▶ **Information provided**:
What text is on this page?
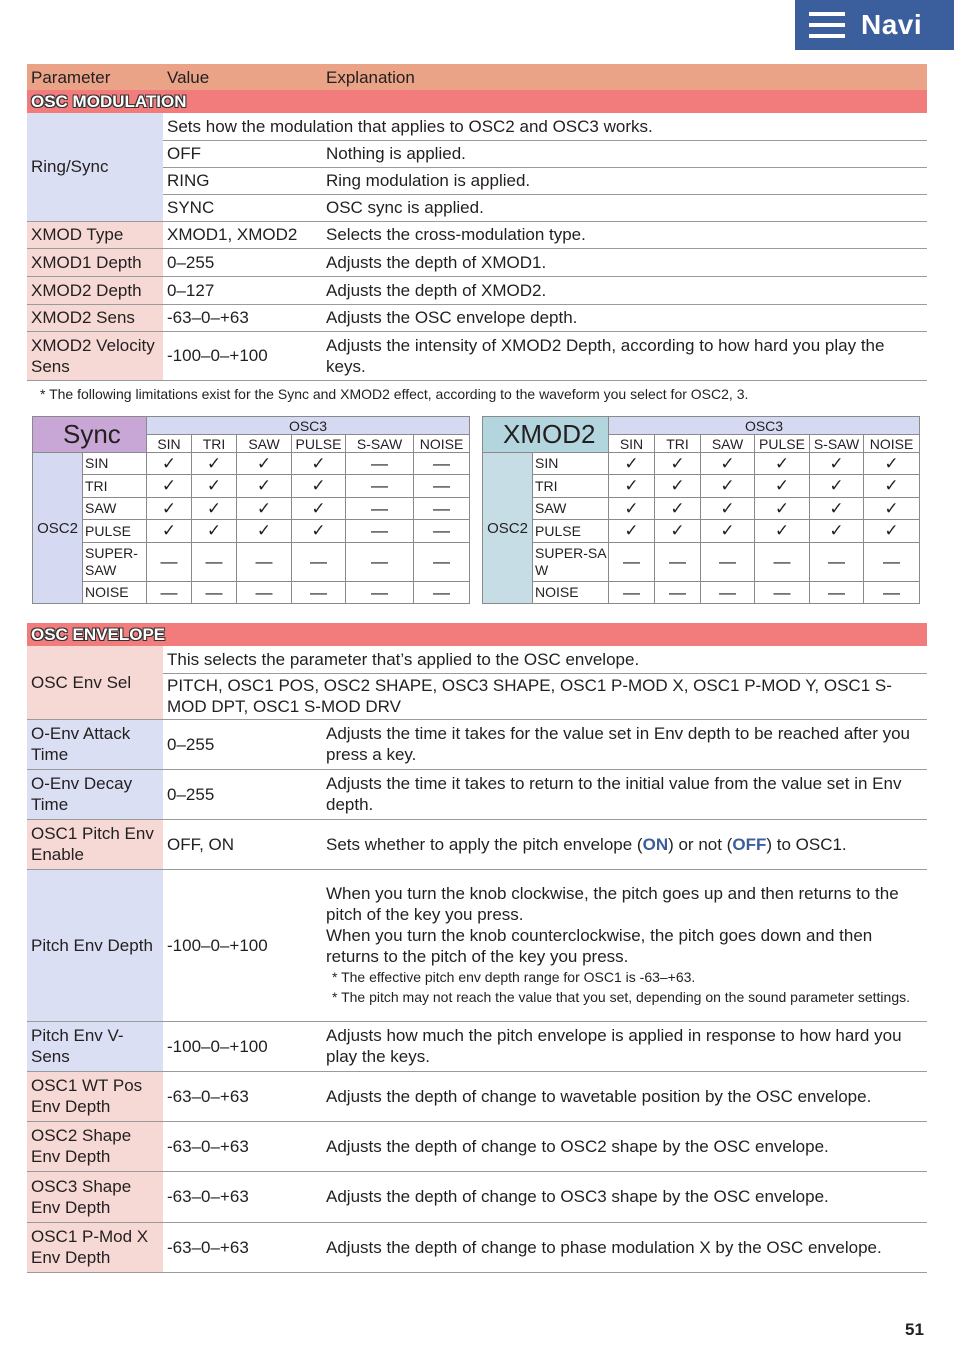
Navi
Parameter	Value	Explanation
OSC MODULATION		
Ring/Sync	Sets how the modulation that applies to OSC2 and OSC3 works.	
	OFF	Nothing is applied.
	RING	Ring modulation is applied.
	SYNC	OSC sync is applied.
XMOD Type	XMOD1, XMOD2	Selects the cross-modulation type.
XMOD1 Depth	0–255	Adjusts the depth of XMOD1.
XMOD2 Depth	0–127	Adjusts the depth of XMOD2.
XMOD2 Sens	-63–0–+63	Adjusts the OSC envelope depth.
XMOD2 Velocity Sens	-100–0–+100	Adjusts the intensity of XMOD2 Depth, according to how hard you play the keys.
* The following limitations exist for the Sync and XMOD2 effect, according to the waveform you select for OSC2, 3.
Sync		OSC3					
		SIN	TRI	SAW	PULSE	S-SAW	NOISE
OSC2	SIN	✓	✓	✓	✓	—	—
	TRI	✓	✓	✓	✓	—	—
	SAW	✓	✓	✓	✓	—	—
	PULSE	✓	✓	✓	✓	—	—
	SUPER-SAW	—	—	—	—	—	—
	NOISE	—	—	—	—	—	—
XMOD2		OSC3					
		SIN	TRI	SAW	PULSE	S-SAW	NOISE
OSC2	SIN	✓	✓	✓	✓	✓	✓
	TRI	✓	✓	✓	✓	✓	✓
	SAW	✓	✓	✓	✓	✓	✓
	PULSE	✓	✓	✓	✓	✓	✓
	SUPER-SAW	—	—	—	—	—	—
	NOISE	—	—	—	—	—	—
OSC ENVELOPE		
OSC Env Sel	This selects the parameter that’s applied to the OSC envelope.	
	PITCH, OSC1 POS, OSC2 SHAPE, OSC3 SHAPE, OSC1 P-MOD X, OSC1 P-MOD Y, OSC1 S-MOD DPT, OSC1 S-MOD DRV	
O-Env Attack Time	0–255	Adjusts the time it takes for the value set in Env depth to be reached after you press a key.
O-Env Decay Time	0–255	Adjusts the time it takes to return to the initial value from the value set in Env depth.
OSC1 Pitch Env Enable	OFF, ON	Sets whether to apply the pitch envelope (ON) or not (OFF) to OSC1.
Pitch Env Depth	-100–0–+100	When you turn the knob clockwise, the pitch goes up and then returns to the pitch of the key you press.
When you turn the knob counterclockwise, the pitch goes down and then returns to the pitch of the key you press.
* The effective pitch env depth range for OSC1 is -63–+63.
* The pitch may not reach the value that you set, depending on the sound parameter settings.

Pitch Env V-Sens	-100–0–+100	Adjusts how much the pitch envelope is applied in response to how hard you play the keys.
OSC1 WT Pos Env Depth	-63–0–+63	Adjusts the depth of change to wavetable position by the OSC envelope.
OSC2 Shape Env Depth	-63–0–+63	Adjusts the depth of change to OSC2 shape by the OSC envelope.
OSC3 Shape Env Depth	-63–0–+63	Adjusts the depth of change to OSC3 shape by the OSC envelope.
OSC1 P-Mod X Env Depth	-63–0–+63	Adjusts the depth of change to phase modulation X by the OSC envelope.
51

▶ **Problem**: Each record above should come back exactly the same, only without its pictures.

▶ **Exercise answer**:
What text is on this page?
Navi
Parameter	Value	Explanation
OSC MODULATION		
Ring/Sync	Sets how the modulation that applies to OSC2 and OSC3 works.	
	OFF	Nothing is applied.
	RING	Ring modulation is applied.
	SYNC	OSC sync is applied.
XMOD Type	XMOD1, XMOD2	Selects the cross-modulation type.
XMOD1 Depth	0–255	Adjusts the depth of XMOD1.
XMOD2 Depth	0–127	Adjusts the depth of XMOD2.
XMOD2 Sens	-63–0–+63	Adjusts the OSC envelope depth.
XMOD2 Velocity Sens	-100–0–+100	Adjusts the intensity of XMOD2 Depth, according to how hard you play the keys.
* The following limitations exist for the Sync and XMOD2 effect, according to the waveform you select for OSC2, 3.
Sync		OSC3					
		SIN	TRI	SAW	PULSE	S-SAW	NOISE
OSC2	SIN	✓	✓	✓	✓	—	—
	TRI	✓	✓	✓	✓	—	—
	SAW	✓	✓	✓	✓	—	—
	PULSE	✓	✓	✓	✓	—	—
	SUPER-SAW	—	—	—	—	—	—
	NOISE	—	—	—	—	—	—
XMOD2		OSC3					
		SIN	TRI	SAW	PULSE	S-SAW	NOISE
OSC2	SIN	✓	✓	✓	✓	✓	✓
	TRI	✓	✓	✓	✓	✓	✓
	SAW	✓	✓	✓	✓	✓	✓
	PULSE	✓	✓	✓	✓	✓	✓
	SUPER-SAW	—	—	—	—	—	—
	NOISE	—	—	—	—	—	—
OSC ENVELOPE		
OSC Env Sel	This selects the parameter that’s applied to the OSC envelope.	
	PITCH, OSC1 POS, OSC2 SHAPE, OSC3 SHAPE, OSC1 P-MOD X, OSC1 P-MOD Y, OSC1 S-MOD DPT, OSC1 S-MOD DRV	
O-Env Attack Time	0–255	Adjusts the time it takes for the value set in Env depth to be reached after you press a key.
O-Env Decay Time	0–255	Adjusts the time it takes to return to the initial value from the value set in Env depth.
OSC1 Pitch Env Enable	OFF, ON	Sets whether to apply the pitch envelope (ON) or not (OFF) to OSC1.
Pitch Env Depth	-100–0–+100	When you turn the knob clockwise, the pitch goes up and then returns to the pitch of the key you press.
When you turn the knob counterclockwise, the pitch goes down and then returns to the pitch of the key you press.
* The effective pitch env depth range for OSC1 is -63–+63.
* The pitch may not reach the value that you set, depending on the sound parameter settings.

Pitch Env V-Sens	-100–0–+100	Adjusts how much the pitch envelope is applied in response to how hard you play the keys.
OSC1 WT Pos Env Depth	-63–0–+63	Adjusts the depth of change to wavetable position by the OSC envelope.
OSC2 Shape Env Depth	-63–0–+63	Adjusts the depth of change to OSC2 shape by the OSC envelope.
OSC3 Shape Env Depth	-63–0–+63	Adjusts the depth of change to OSC3 shape by the OSC envelope.
OSC1 P-Mod X Env Depth	-63–0–+63	Adjusts the depth of change to phase modulation X by the OSC envelope.
51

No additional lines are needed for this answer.